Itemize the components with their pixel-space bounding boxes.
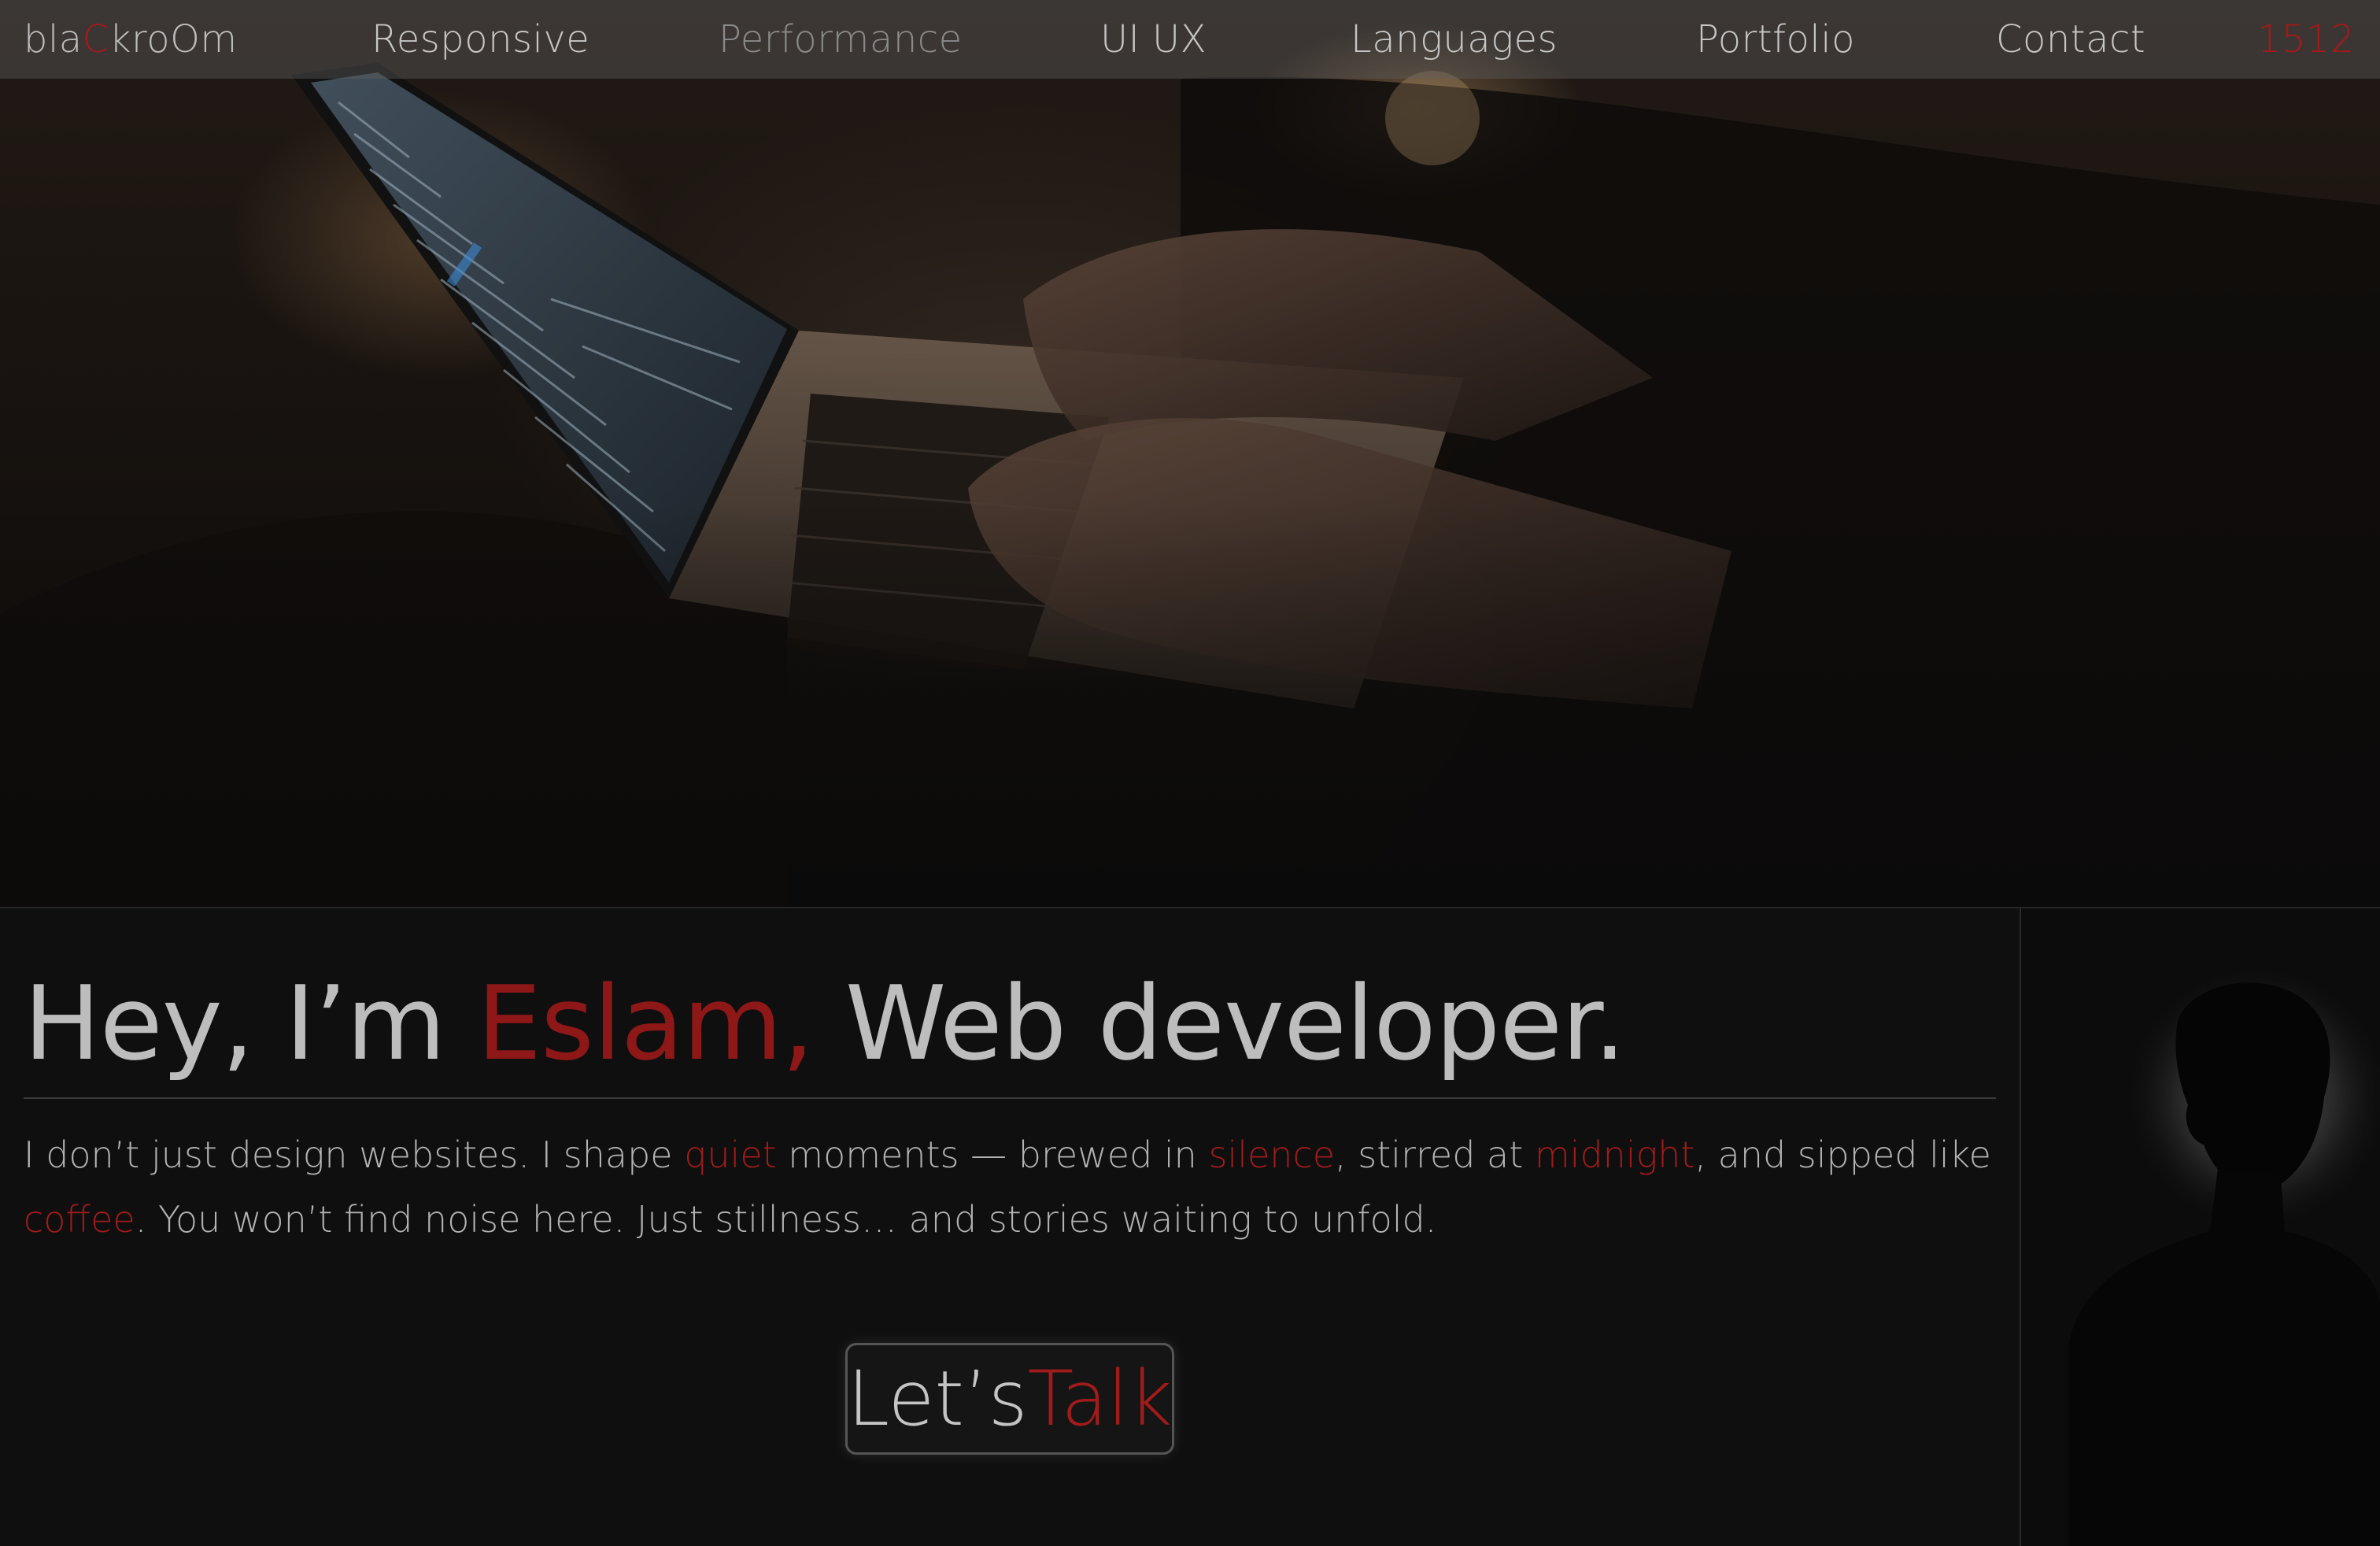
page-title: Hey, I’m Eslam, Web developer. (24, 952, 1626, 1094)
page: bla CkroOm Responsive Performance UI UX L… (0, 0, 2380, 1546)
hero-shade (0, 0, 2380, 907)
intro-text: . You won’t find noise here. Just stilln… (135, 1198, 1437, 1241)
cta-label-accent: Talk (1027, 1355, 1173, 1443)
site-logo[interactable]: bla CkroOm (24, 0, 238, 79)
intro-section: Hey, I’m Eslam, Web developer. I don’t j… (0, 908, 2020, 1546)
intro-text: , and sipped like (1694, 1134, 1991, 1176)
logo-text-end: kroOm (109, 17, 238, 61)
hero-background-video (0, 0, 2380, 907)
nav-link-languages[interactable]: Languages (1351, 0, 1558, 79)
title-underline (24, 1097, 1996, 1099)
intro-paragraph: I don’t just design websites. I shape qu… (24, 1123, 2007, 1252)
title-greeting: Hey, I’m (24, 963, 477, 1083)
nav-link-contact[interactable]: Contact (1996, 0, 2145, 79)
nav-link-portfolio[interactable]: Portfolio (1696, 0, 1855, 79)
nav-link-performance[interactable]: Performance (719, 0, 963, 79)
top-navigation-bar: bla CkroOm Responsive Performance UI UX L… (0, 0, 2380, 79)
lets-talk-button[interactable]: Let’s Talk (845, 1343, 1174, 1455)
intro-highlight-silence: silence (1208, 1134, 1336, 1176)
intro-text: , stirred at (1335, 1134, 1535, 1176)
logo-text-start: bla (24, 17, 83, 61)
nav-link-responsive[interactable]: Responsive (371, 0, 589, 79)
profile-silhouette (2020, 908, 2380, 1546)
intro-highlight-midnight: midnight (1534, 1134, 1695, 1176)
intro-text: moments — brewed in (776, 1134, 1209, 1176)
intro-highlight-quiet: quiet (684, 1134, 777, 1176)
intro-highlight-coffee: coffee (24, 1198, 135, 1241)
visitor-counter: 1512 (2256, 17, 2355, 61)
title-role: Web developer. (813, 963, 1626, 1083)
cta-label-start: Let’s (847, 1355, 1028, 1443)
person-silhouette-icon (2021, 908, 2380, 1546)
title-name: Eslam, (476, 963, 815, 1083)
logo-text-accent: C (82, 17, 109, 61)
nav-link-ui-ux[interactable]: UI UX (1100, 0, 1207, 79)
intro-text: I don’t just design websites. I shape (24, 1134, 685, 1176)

###

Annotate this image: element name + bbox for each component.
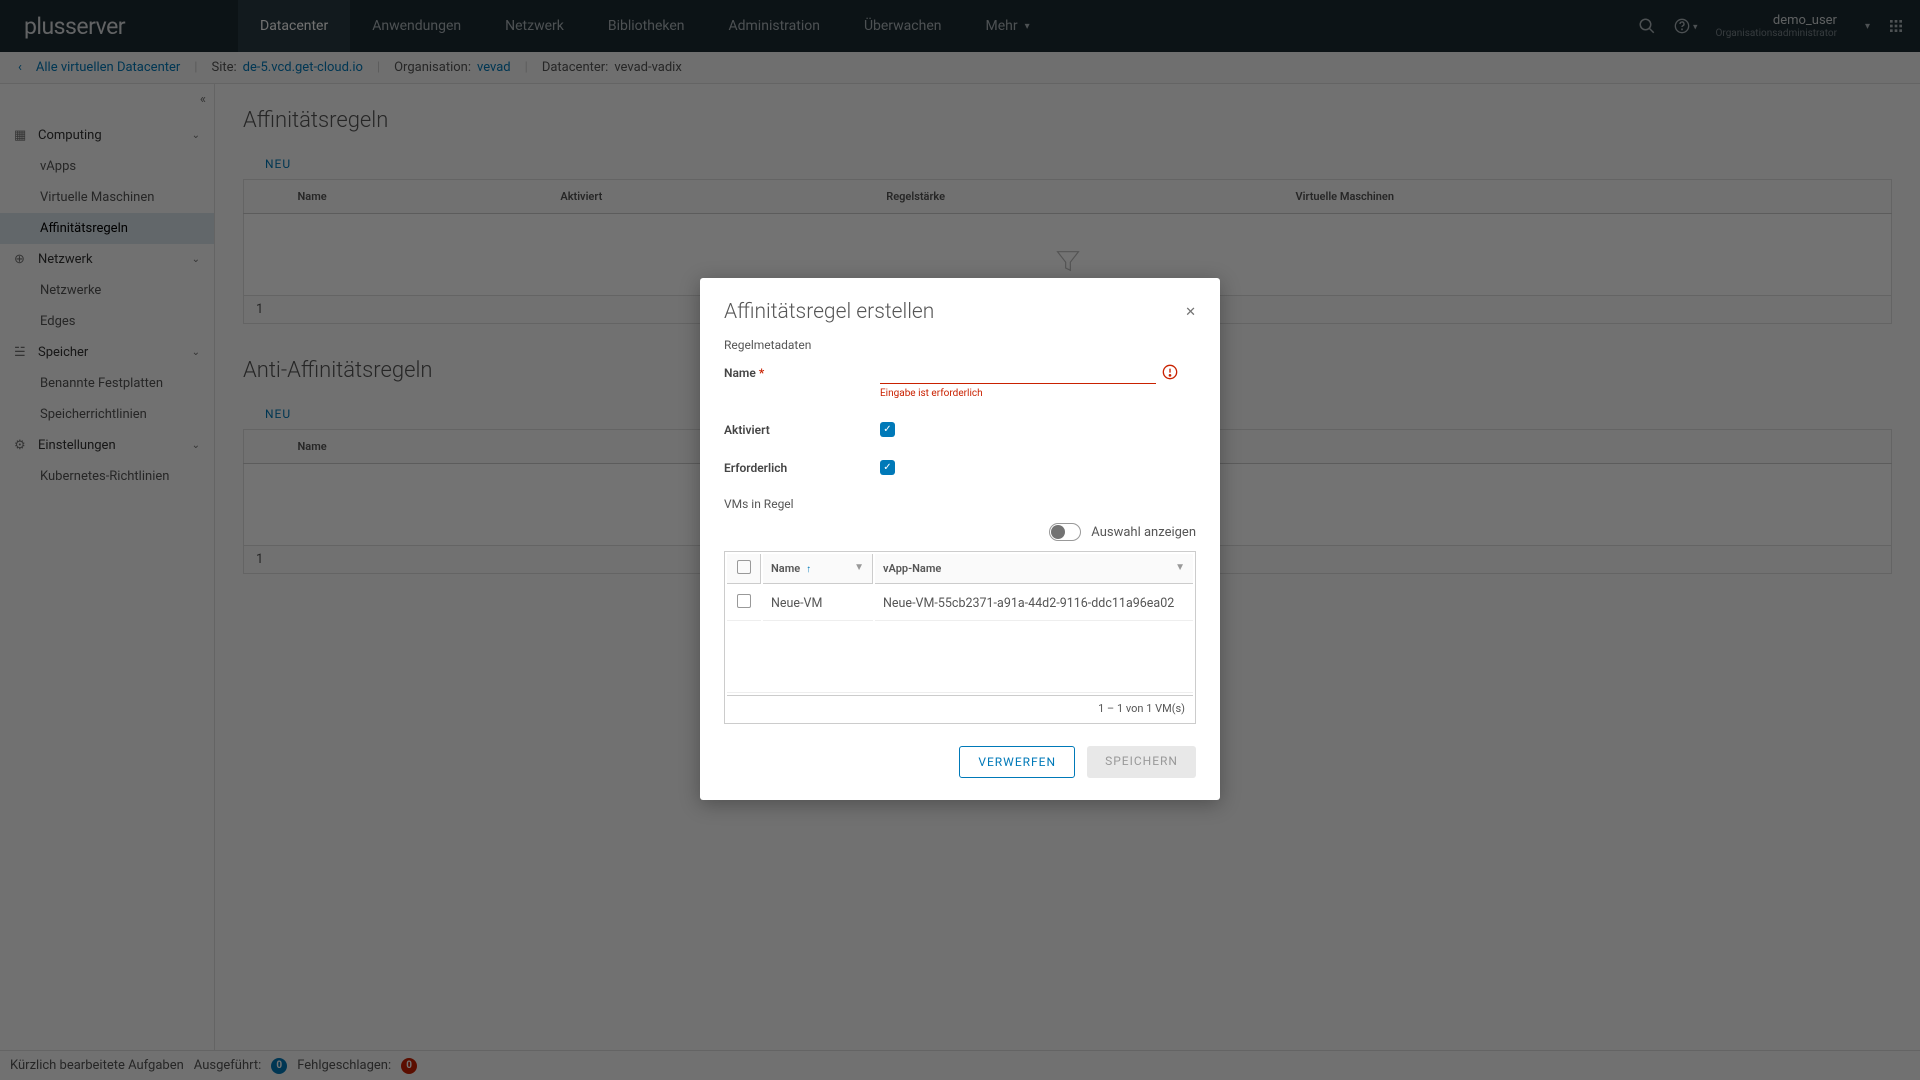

###

*AIM*. Swap "interactable" for "clickable" in the records, covering the stretch from the line containing "Itemize the components" through the line containing "intro-text: moments —", and give those lines again with nothing else changed. Leave the pictures out of your answer.

*EXERCISE SOLUTION*.
Itemize the components with their pixel-space bounding boxes.
page-title: Hey, I’m Eslam, Web developer. (24, 952, 1626, 1094)
page: bla CkroOm Responsive Performance UI UX L… (0, 0, 2380, 1546)
hero-shade (0, 0, 2380, 907)
intro-text: . You won’t find noise here. Just stilln… (135, 1198, 1437, 1241)
cta-label-accent: Talk (1027, 1355, 1173, 1443)
site-logo[clickable]: bla CkroOm (24, 0, 238, 79)
intro-section: Hey, I’m Eslam, Web developer. I don’t j… (0, 908, 2020, 1546)
intro-text: , and sipped like (1694, 1134, 1991, 1176)
logo-text-end: kroOm (109, 17, 238, 61)
hero-background-video (0, 0, 2380, 907)
nav-link-languages[clickable]: Languages (1351, 0, 1558, 79)
title-underline (24, 1097, 1996, 1099)
intro-paragraph: I don’t just design websites. I shape qu… (24, 1123, 2007, 1252)
title-greeting: Hey, I’m (24, 963, 477, 1083)
nav-link-contact[clickable]: Contact (1996, 0, 2145, 79)
nav-link-portfolio[clickable]: Portfolio (1696, 0, 1855, 79)
nav-link-performance[clickable]: Performance (719, 0, 963, 79)
top-navigation-bar: bla CkroOm Responsive Performance UI UX L… (0, 0, 2380, 79)
lets-talk-button[clickable]: Let’s Talk (845, 1343, 1174, 1455)
intro-highlight-silence: silence (1208, 1134, 1336, 1176)
intro-text: , stirred at (1335, 1134, 1535, 1176)
logo-text-start: bla (24, 17, 83, 61)
nav-link-responsive[clickable]: Responsive (371, 0, 589, 79)
profile-silhouette (2020, 908, 2380, 1546)
intro-highlight-midnight: midnight (1534, 1134, 1695, 1176)
intro-text: moments — brewed in (776, 1134, 1209, 1176)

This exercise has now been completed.